To do: Quote the records that follow in full and exactly; leave out the pictures.

Data records:
+--
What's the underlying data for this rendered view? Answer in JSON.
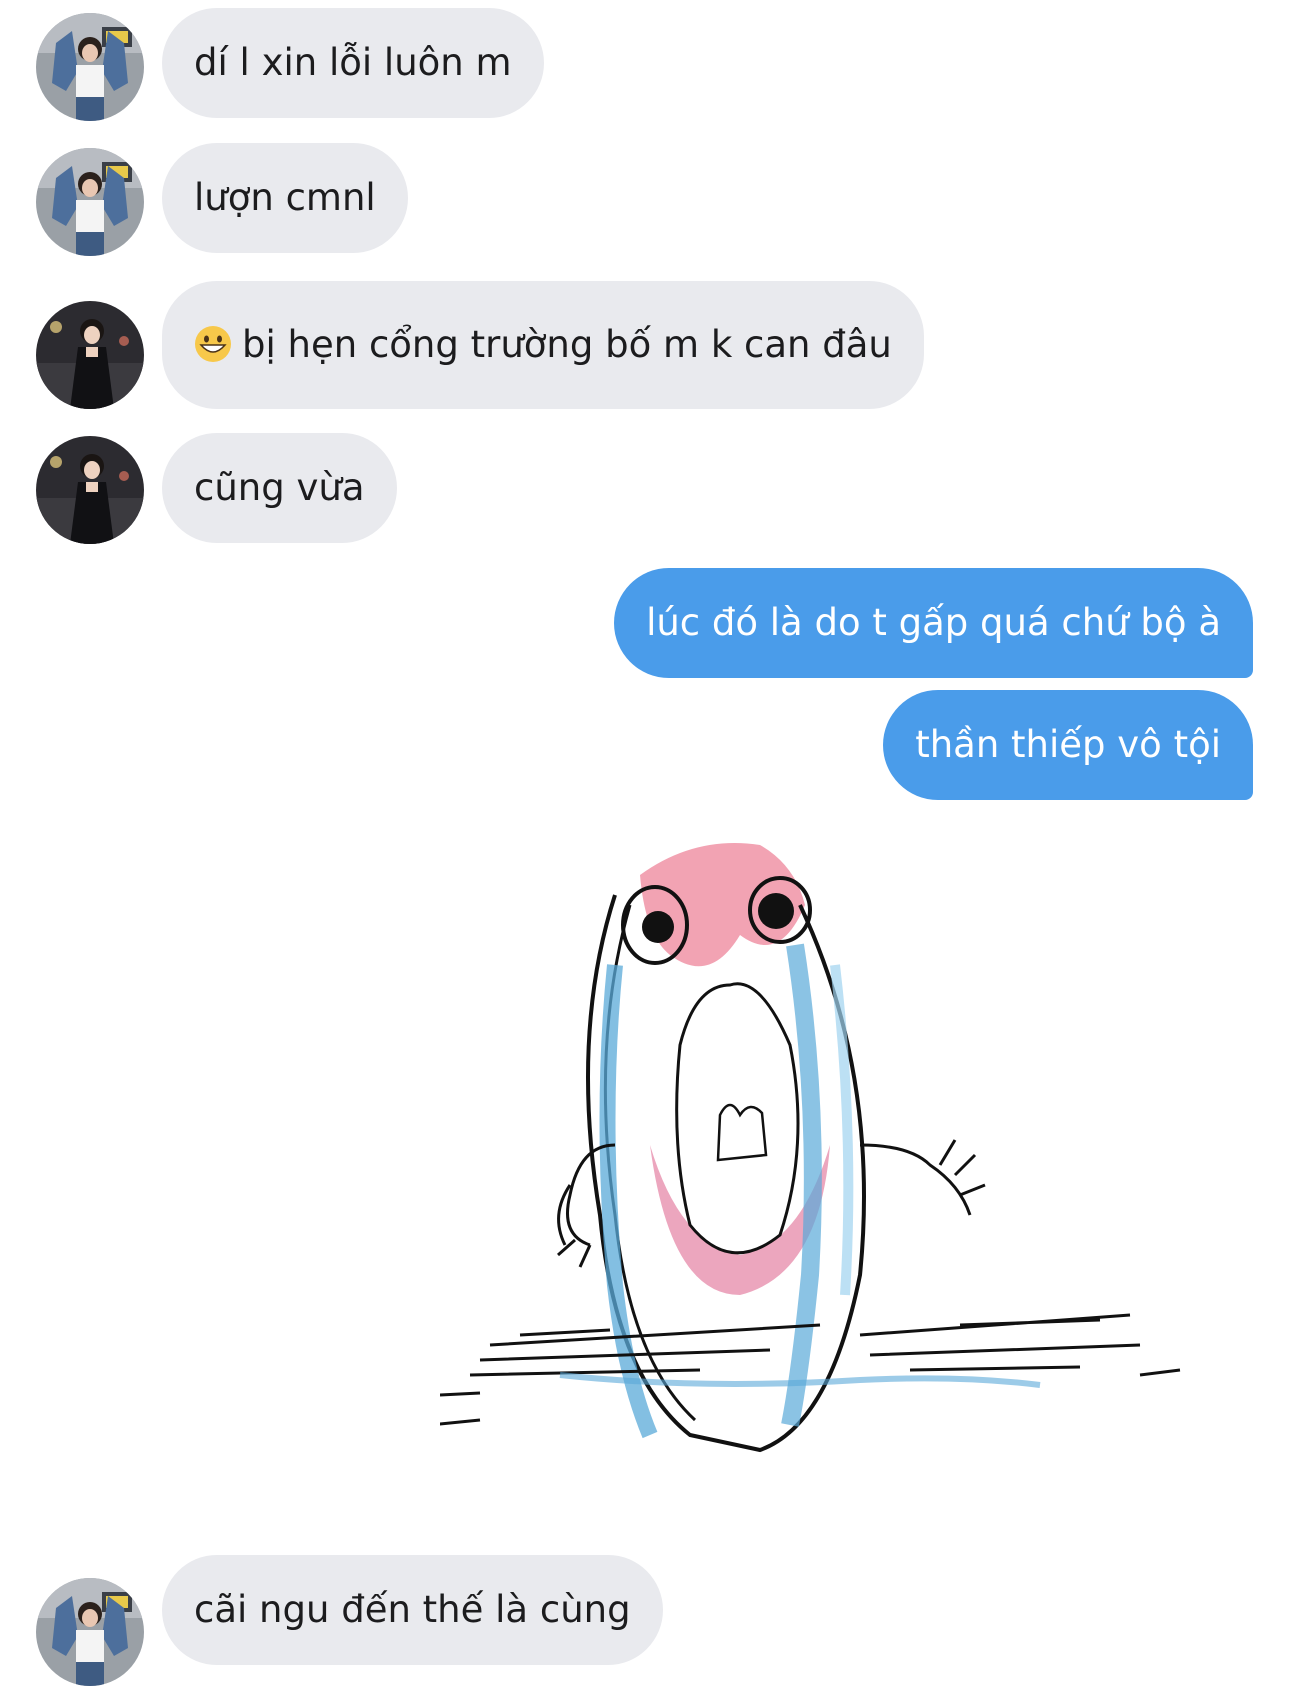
{
  "messages": [
    {
      "side": "in",
      "avatar": "user-denim-jacket",
      "text": "dí l xin lỗi luôn m"
    },
    {
      "side": "in",
      "avatar": "user-denim-jacket",
      "text": "lượn cmnl"
    },
    {
      "side": "in",
      "avatar": "user-black-dress",
      "emoji": "grinning-face-emoji",
      "text": "bị hẹn cổng trường bố m k can đâu"
    },
    {
      "side": "in",
      "avatar": "user-black-dress",
      "text": "cũng vừa"
    },
    {
      "side": "out",
      "text": "lúc đó là do t gấp quá chứ bộ à"
    },
    {
      "side": "out",
      "text": "thần thiếp vô tội"
    },
    {
      "side": "out",
      "sticker": "crying-blob-sticker"
    },
    {
      "side": "in",
      "avatar": "user-denim-jacket",
      "text": "cãi ngu đến thế là cùng"
    }
  ],
  "colors": {
    "incoming_bubble": "#e9eaee",
    "outgoing_bubble": "#4a9cea",
    "incoming_text": "#1c1c1e",
    "outgoing_text": "#ffffff"
  }
}
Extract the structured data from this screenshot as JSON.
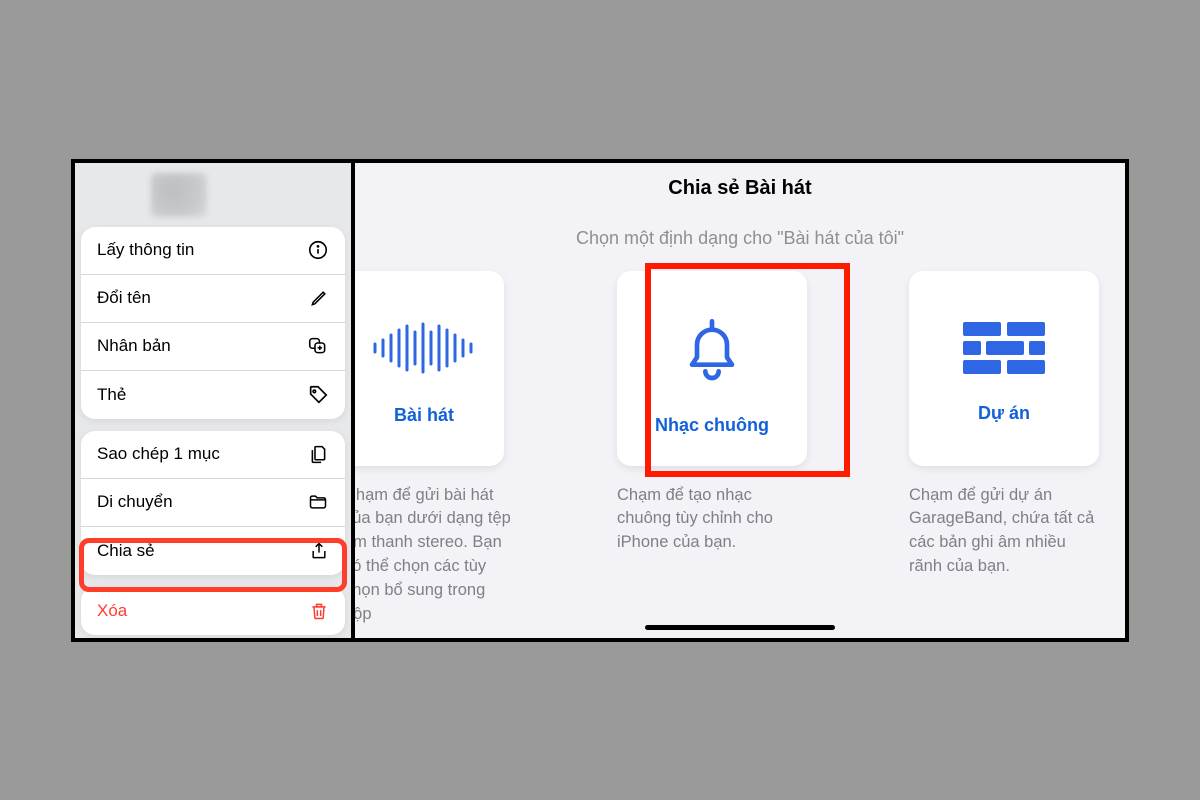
{
  "left": {
    "menu1": [
      {
        "label": "Lấy thông tin",
        "icon": "info"
      },
      {
        "label": "Đổi tên",
        "icon": "pencil"
      },
      {
        "label": "Nhân bản",
        "icon": "duplicate"
      },
      {
        "label": "Thẻ",
        "icon": "tag"
      }
    ],
    "menu2": [
      {
        "label": "Sao chép 1 mục",
        "icon": "copy"
      },
      {
        "label": "Di chuyển",
        "icon": "folder"
      },
      {
        "label": "Chia sẻ",
        "icon": "share"
      }
    ],
    "menu3": [
      {
        "label": "Xóa",
        "icon": "trash",
        "destructive": true
      }
    ]
  },
  "right": {
    "title": "Chia sẻ Bài hát",
    "subtitle": "Chọn một định dạng cho \"Bài hát của tôi\"",
    "cards": [
      {
        "label": "Bài hát",
        "desc": "Chạm để gửi bài hát của bạn dưới dạng tệp âm thanh stereo. Bạn có thể chọn các tùy chọn bổ sung trong hộp"
      },
      {
        "label": "Nhạc chuông",
        "desc": "Chạm để tạo nhạc chuông tùy chỉnh cho iPhone của bạn."
      },
      {
        "label": "Dự án",
        "desc": "Chạm để gửi dự án GarageBand, chứa tất cả các bản ghi âm nhiều rãnh của bạn."
      }
    ]
  },
  "highlighted_menu_item": "Chia sẻ",
  "highlighted_card": "Nhạc chuông"
}
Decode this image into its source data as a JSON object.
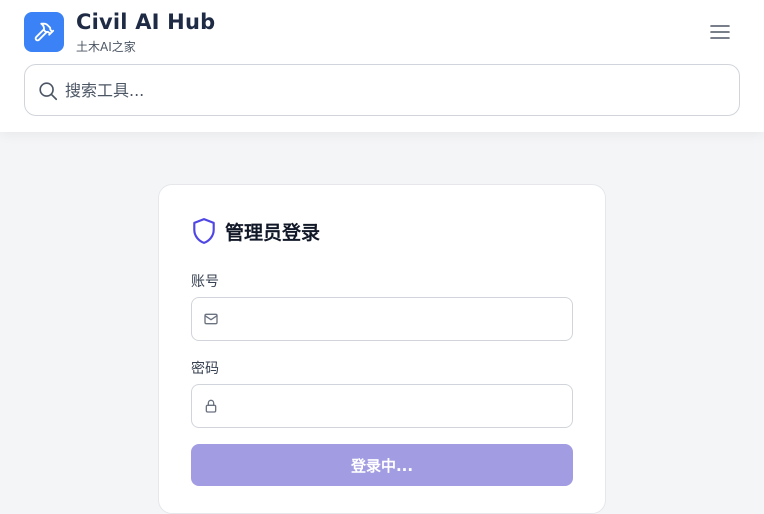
{
  "header": {
    "title": "Civil AI Hub",
    "subtitle": "土木AI之家",
    "logo_icon": "hammer-icon",
    "menu_icon": "hamburger-menu-icon"
  },
  "search": {
    "placeholder": "搜索工具...",
    "value": "",
    "icon": "search-icon"
  },
  "login": {
    "title": "管理员登录",
    "title_icon": "shield-icon",
    "account_label": "账号",
    "account_value": "",
    "account_icon": "mail-icon",
    "password_label": "密码",
    "password_value": "",
    "password_icon": "lock-icon",
    "submit_label": "登录中...",
    "submit_state": "loading"
  },
  "colors": {
    "brand_blue": "#3b82f6",
    "shield_purple": "#4f46e5",
    "button_bg": "#a29de2",
    "page_bg": "#f4f5f7"
  }
}
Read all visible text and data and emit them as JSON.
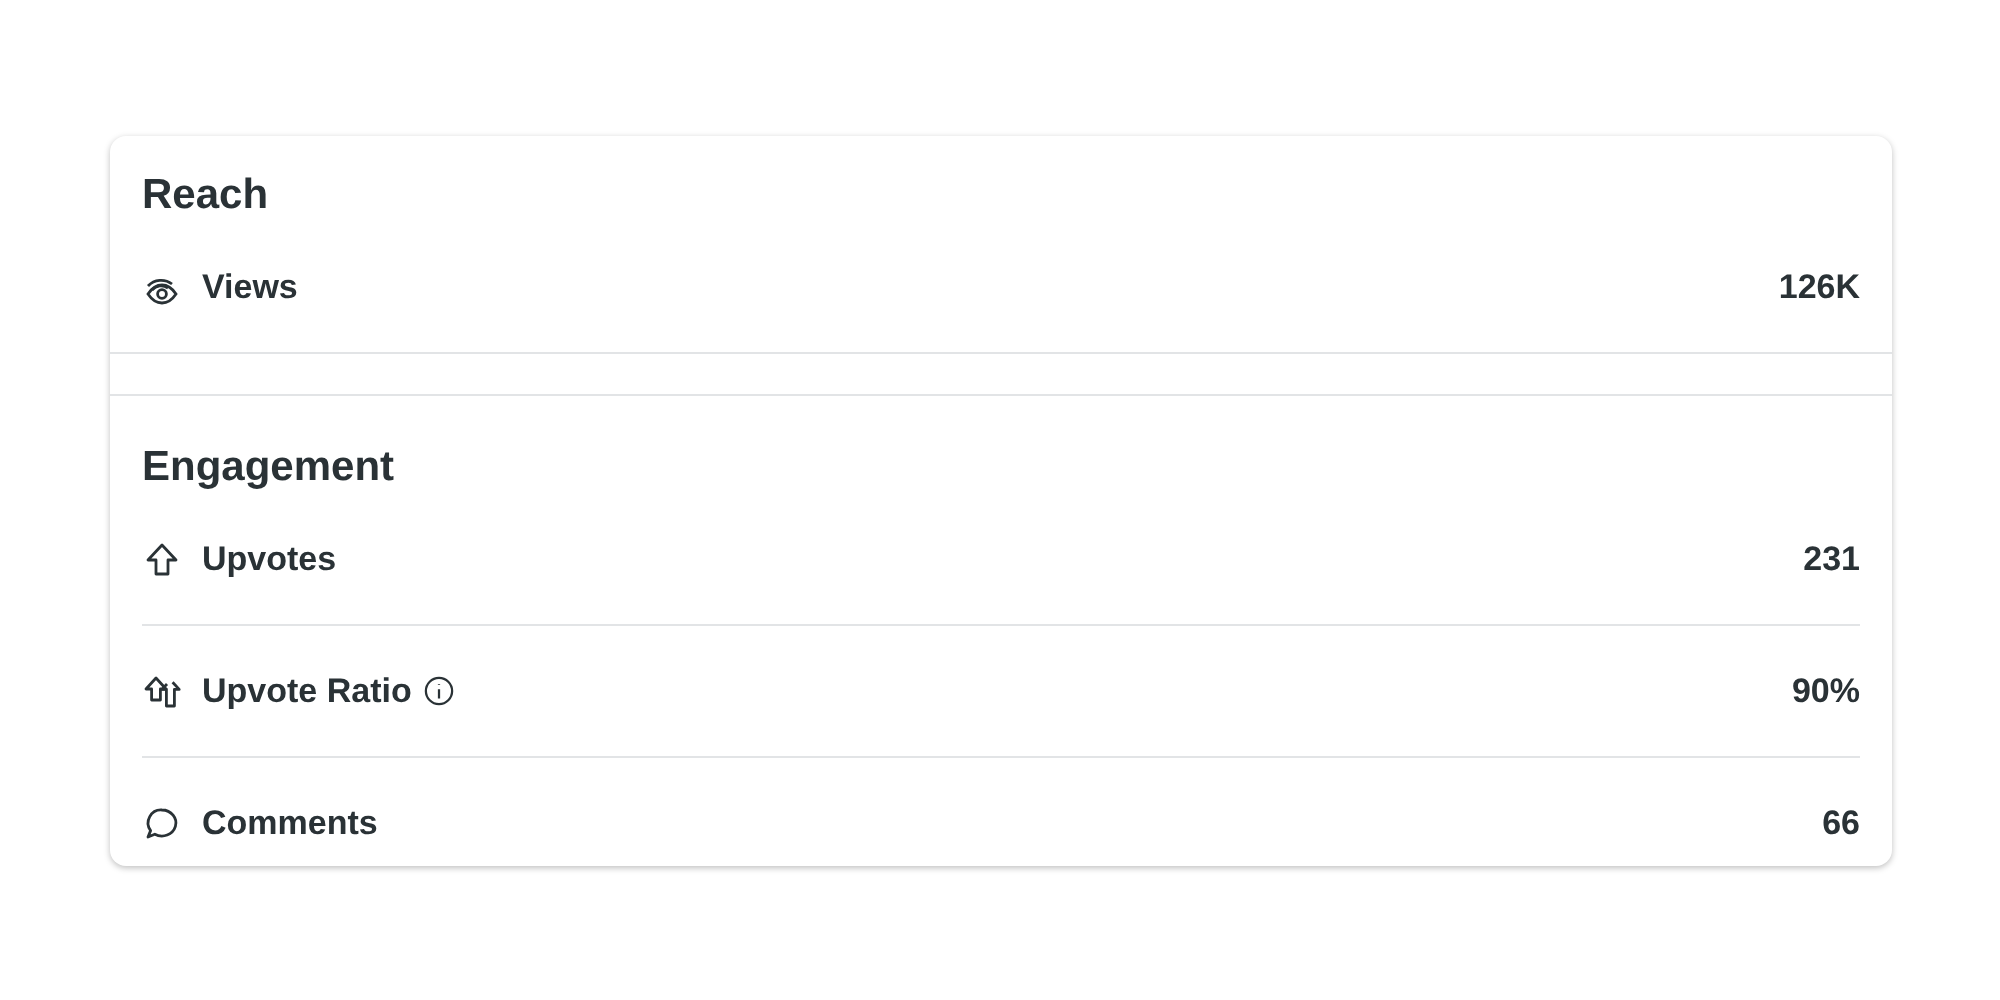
{
  "sections": [
    {
      "title": "Reach",
      "metrics": [
        {
          "kind": "views",
          "label": "Views",
          "info": false,
          "value": "126K"
        }
      ]
    },
    {
      "title": "Engagement",
      "metrics": [
        {
          "kind": "upvotes",
          "label": "Upvotes",
          "info": false,
          "value": "231"
        },
        {
          "kind": "ratio",
          "label": "Upvote Ratio",
          "info": true,
          "value": "90%"
        },
        {
          "kind": "comments",
          "label": "Comments",
          "info": false,
          "value": "66"
        }
      ]
    }
  ]
}
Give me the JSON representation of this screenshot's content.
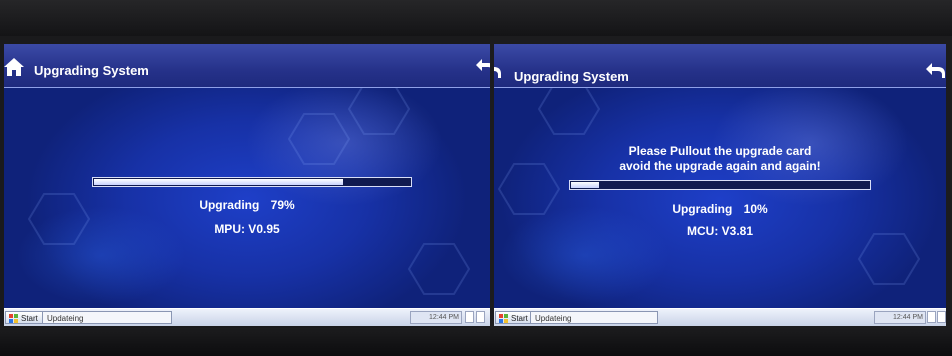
{
  "left_screen": {
    "title": "Upgrading System",
    "progress": 0.79,
    "status_label": "Upgrading",
    "status_percent": "79%",
    "version_text": "MPU: V0.95",
    "taskbar": {
      "start_label": "Start",
      "task_label": "Updateing",
      "clock": "12:44 PM"
    },
    "icons": [
      "home-icon",
      "back-icon"
    ]
  },
  "right_screen": {
    "title": "Upgrading System",
    "notice_line1": "Please Pullout the upgrade card",
    "notice_line2": "avoid the upgrade again and again!",
    "progress": 0.1,
    "status_label": "Upgrading",
    "status_percent": "10%",
    "version_text": "MCU: V3.81",
    "taskbar": {
      "start_label": "Start",
      "task_label": "Updateing",
      "clock": "12:44 PM"
    },
    "icons": [
      "back-icon"
    ]
  },
  "colors": {
    "screen_blue": "#1e3fc8",
    "titlebar": "#26328a",
    "progress_fill": "#ffffff",
    "taskbar": "#dfe5f3"
  }
}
+--
Answer for this exercise:
What's the underlying data for this rendered view? Answer in JSON.
{
  "messages": [
    {
      "side": "in",
      "avatar": "user-denim-jacket",
      "text": "dí l xin lỗi luôn m"
    },
    {
      "side": "in",
      "avatar": "user-denim-jacket",
      "text": "lượn cmnl"
    },
    {
      "side": "in",
      "avatar": "user-black-dress",
      "emoji": "grinning-face-emoji",
      "text": "bị hẹn cổng trường bố m k can đâu"
    },
    {
      "side": "in",
      "avatar": "user-black-dress",
      "text": "cũng vừa"
    },
    {
      "side": "out",
      "text": "lúc đó là do t gấp quá chứ bộ à"
    },
    {
      "side": "out",
      "text": "thần thiếp vô tội"
    },
    {
      "side": "out",
      "sticker": "crying-blob-sticker"
    },
    {
      "side": "in",
      "avatar": "user-denim-jacket",
      "text": "cãi ngu đến thế là cùng"
    }
  ],
  "colors": {
    "incoming_bubble": "#e9eaee",
    "outgoing_bubble": "#4a9cea",
    "incoming_text": "#1c1c1e",
    "outgoing_text": "#ffffff"
  }
}
Extract the structured data from this screenshot as JSON.
{
  "left": {
    "menu1": [
      {
        "label": "Lấy thông tin",
        "icon": "info"
      },
      {
        "label": "Đổi tên",
        "icon": "pencil"
      },
      {
        "label": "Nhân bản",
        "icon": "duplicate"
      },
      {
        "label": "Thẻ",
        "icon": "tag"
      }
    ],
    "menu2": [
      {
        "label": "Sao chép 1 mục",
        "icon": "copy"
      },
      {
        "label": "Di chuyển",
        "icon": "folder"
      },
      {
        "label": "Chia sẻ",
        "icon": "share"
      }
    ],
    "menu3": [
      {
        "label": "Xóa",
        "icon": "trash",
        "destructive": true
      }
    ]
  },
  "right": {
    "title": "Chia sẻ Bài hát",
    "subtitle": "Chọn một định dạng cho \"Bài hát của tôi\"",
    "cards": [
      {
        "label": "Bài hát",
        "desc": "Chạm để gửi bài hát của bạn dưới dạng tệp âm thanh stereo. Bạn có thể chọn các tùy chọn bổ sung trong hộp"
      },
      {
        "label": "Nhạc chuông",
        "desc": "Chạm để tạo nhạc chuông tùy chỉnh cho iPhone của bạn."
      },
      {
        "label": "Dự án",
        "desc": "Chạm để gửi dự án GarageBand, chứa tất cả các bản ghi âm nhiều rãnh của bạn."
      }
    ]
  },
  "highlighted_menu_item": "Chia sẻ",
  "highlighted_card": "Nhạc chuông"
}
Decode this image into its source data as a JSON object.
{
  "header": {
    "title": "Civil AI Hub",
    "subtitle": "土木AI之家",
    "logo_icon": "hammer-icon",
    "menu_icon": "hamburger-menu-icon"
  },
  "search": {
    "placeholder": "搜索工具...",
    "value": "",
    "icon": "search-icon"
  },
  "login": {
    "title": "管理员登录",
    "title_icon": "shield-icon",
    "account_label": "账号",
    "account_value": "",
    "account_icon": "mail-icon",
    "password_label": "密码",
    "password_value": "",
    "password_icon": "lock-icon",
    "submit_label": "登录中...",
    "submit_state": "loading"
  },
  "colors": {
    "brand_blue": "#3b82f6",
    "shield_purple": "#4f46e5",
    "button_bg": "#a29de2",
    "page_bg": "#f4f5f7"
  }
}
Read all visible text and data and emit them as JSON.
{
  "sections": [
    {
      "title": "Reach",
      "metrics": [
        {
          "kind": "views",
          "label": "Views",
          "info": false,
          "value": "126K"
        }
      ]
    },
    {
      "title": "Engagement",
      "metrics": [
        {
          "kind": "upvotes",
          "label": "Upvotes",
          "info": false,
          "value": "231"
        },
        {
          "kind": "ratio",
          "label": "Upvote Ratio",
          "info": true,
          "value": "90%"
        },
        {
          "kind": "comments",
          "label": "Comments",
          "info": false,
          "value": "66"
        }
      ]
    }
  ]
}
Give me the JSON representation of this screenshot's content.
{
  "left_screen": {
    "title": "Upgrading System",
    "progress": 0.79,
    "status_label": "Upgrading",
    "status_percent": "79%",
    "version_text": "MPU: V0.95",
    "taskbar": {
      "start_label": "Start",
      "task_label": "Updateing",
      "clock": "12:44 PM"
    },
    "icons": [
      "home-icon",
      "back-icon"
    ]
  },
  "right_screen": {
    "title": "Upgrading System",
    "notice_line1": "Please Pullout the upgrade card",
    "notice_line2": "avoid the upgrade again and again!",
    "progress": 0.1,
    "status_label": "Upgrading",
    "status_percent": "10%",
    "version_text": "MCU: V3.81",
    "taskbar": {
      "start_label": "Start",
      "task_label": "Updateing",
      "clock": "12:44 PM"
    },
    "icons": [
      "back-icon"
    ]
  },
  "colors": {
    "screen_blue": "#1e3fc8",
    "titlebar": "#26328a",
    "progress_fill": "#ffffff",
    "taskbar": "#dfe5f3"
  }
}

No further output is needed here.